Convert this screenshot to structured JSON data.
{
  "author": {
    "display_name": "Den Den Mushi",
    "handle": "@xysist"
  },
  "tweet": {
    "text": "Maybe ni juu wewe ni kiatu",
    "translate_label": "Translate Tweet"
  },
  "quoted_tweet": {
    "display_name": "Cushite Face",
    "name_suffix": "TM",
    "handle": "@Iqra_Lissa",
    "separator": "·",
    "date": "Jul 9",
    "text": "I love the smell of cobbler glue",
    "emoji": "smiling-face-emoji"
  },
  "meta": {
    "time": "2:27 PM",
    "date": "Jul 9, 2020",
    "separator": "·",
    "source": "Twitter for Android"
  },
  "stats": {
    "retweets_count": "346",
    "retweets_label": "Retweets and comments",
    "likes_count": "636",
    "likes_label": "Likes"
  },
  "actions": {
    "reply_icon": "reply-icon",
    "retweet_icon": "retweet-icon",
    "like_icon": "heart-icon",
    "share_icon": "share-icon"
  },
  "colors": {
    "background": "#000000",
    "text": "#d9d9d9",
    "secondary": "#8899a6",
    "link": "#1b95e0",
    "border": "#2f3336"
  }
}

- **What to do**: Provide all the records again, word for word.

- **Correct response**:
Convert this screenshot to structured JSON data.
{
  "author": {
    "display_name": "Den Den Mushi",
    "handle": "@xysist"
  },
  "tweet": {
    "text": "Maybe ni juu wewe ni kiatu",
    "translate_label": "Translate Tweet"
  },
  "quoted_tweet": {
    "display_name": "Cushite Face",
    "name_suffix": "TM",
    "handle": "@Iqra_Lissa",
    "separator": "·",
    "date": "Jul 9",
    "text": "I love the smell of cobbler glue",
    "emoji": "smiling-face-emoji"
  },
  "meta": {
    "time": "2:27 PM",
    "date": "Jul 9, 2020",
    "separator": "·",
    "source": "Twitter for Android"
  },
  "stats": {
    "retweets_count": "346",
    "retweets_label": "Retweets and comments",
    "likes_count": "636",
    "likes_label": "Likes"
  },
  "actions": {
    "reply_icon": "reply-icon",
    "retweet_icon": "retweet-icon",
    "like_icon": "heart-icon",
    "share_icon": "share-icon"
  },
  "colors": {
    "background": "#000000",
    "text": "#d9d9d9",
    "secondary": "#8899a6",
    "link": "#1b95e0",
    "border": "#2f3336"
  }
}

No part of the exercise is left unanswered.